(Consegna A)
Copia senza modifiche le righe dei record, dalla riga che contiene "callout-shapes — [4, 144, 727, 504]" fino alla riga che contiene "add-icon: + — [84, 247, 104, 263]", inclusa.

(Testo fornito)
RACCOLTE & PAESAGGI — il Blog di Marco Celati

Marco Celati

MARCO CELATI vive e lavora in Valdera. Ama scrivere e dipingere e si definisce così: “Non sono un poeta, ma solo uno che scrive poesie. Non sono nemmeno uno scrittore, ma solo uno che scrive”.

A piedi

di Marco Celati - sabato 10 giugno 2017 ore 08:00

Devo portare la macchina in carrozzeria nella zona industriale. Come inizio di una storia non è granché, anzi pessimo. Però così è la vita: non è fatta di grandi inizi, tantomeno di splendidi finali, tutt'altro. E anche lo svolgimento, te lo raccomando.

Dunque la zona industriale: come ogni zona industriale che si rispetti è distante dal centro dove abito. Prosegue dopo la Piaggio, oltre la Curigliana, fino a Gello. Andare vado in auto e tornare? A piedi, ho deciso di farmela a piedi, così mi muovo un po' e non sono di peso a nessuno. Non cercherò passaggi, semmai scorciatoie. Un buon proponimento, in fondo.

(Consegna B)
Riporta il passo del testo da "Devo portare la" fino a "te lo raccomando." compreso, mettendo "vettura" al posto di "macchina".

(Record forniti)
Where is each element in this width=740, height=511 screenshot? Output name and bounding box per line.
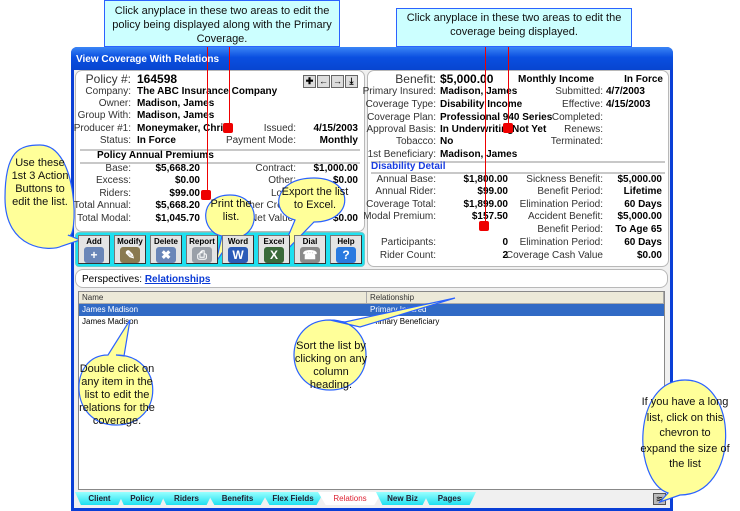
callout-shapes — [4, 144, 727, 504]
callout-double-click-text: Double click on any item in the list to … — [79, 363, 155, 427]
button-label: Delete — [153, 237, 178, 246]
dial-button[interactable]: Dial ☎ — [294, 235, 326, 264]
word-button[interactable]: Word W — [222, 235, 254, 264]
callout-print-text: Print the list. — [210, 198, 252, 223]
callout-sort-text: Sort the list by clicking on any column … — [294, 340, 368, 391]
button-label: Dial — [302, 237, 318, 246]
delete-button[interactable]: Delete ✖ — [150, 235, 182, 264]
callout-action-buttons-text: Use these 1st 3 Action Buttons to edit t… — [11, 157, 69, 208]
help-button[interactable]: Help? — [330, 235, 362, 264]
excel-button[interactable]: Excel X — [258, 235, 290, 264]
word-icon: W — [228, 247, 248, 263]
modify-icon: ✎ — [120, 247, 140, 263]
add-icon: + — [84, 247, 104, 263]
report-button[interactable]: Report ⎙ — [186, 235, 218, 264]
button-label: Modify — [117, 237, 143, 246]
button-label: Help — [337, 237, 355, 246]
button-label: Word — [227, 237, 249, 246]
callout-chevron-text: If you have a long list, click on this c… — [640, 396, 730, 470]
delete-icon: ✖ — [156, 247, 176, 263]
report-icon: ⎙ — [192, 247, 212, 263]
button-label: Excel — [263, 237, 285, 246]
callout-export-text: Export the list to Excel. — [281, 186, 349, 211]
help-icon: ? — [336, 247, 356, 263]
dial-icon: ☎ — [300, 247, 320, 263]
button-label: Report — [189, 237, 215, 246]
excel-icon: X — [264, 247, 284, 263]
modify-button[interactable]: Modify ✎ — [114, 235, 146, 264]
add-button[interactable]: Add + — [78, 235, 110, 264]
button-label: Add — [86, 237, 102, 246]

(Risposta A)
callout-shapes — [4, 144, 727, 504]
callout-double-click-text: Double click on any item in the list to … — [79, 363, 155, 427]
button-label: Delete — [153, 237, 178, 246]
dial-button[interactable]: Dial ☎ — [294, 235, 326, 264]
word-button[interactable]: Word W — [222, 235, 254, 264]
callout-print-text: Print the list. — [210, 198, 252, 223]
callout-sort-text: Sort the list by clicking on any column … — [294, 340, 368, 391]
button-label: Dial — [302, 237, 318, 246]
delete-button[interactable]: Delete ✖ — [150, 235, 182, 264]
callout-action-buttons-text: Use these 1st 3 Action Buttons to edit t… — [11, 157, 69, 208]
help-button[interactable]: Help? — [330, 235, 362, 264]
excel-button[interactable]: Excel X — [258, 235, 290, 264]
word-icon: W — [228, 247, 248, 263]
modify-icon: ✎ — [120, 247, 140, 263]
add-icon: + — [84, 247, 104, 263]

(Risposta B)
Devo portare la vettura in carrozzeria nella zona industriale. Come inizio di una storia non è granché, anzi pessimo. Però così è la vita: non è fatta di grandi inizi, tantomeno di splendidi finali, tutt'altro. E anche lo svolgimento, te lo raccomando.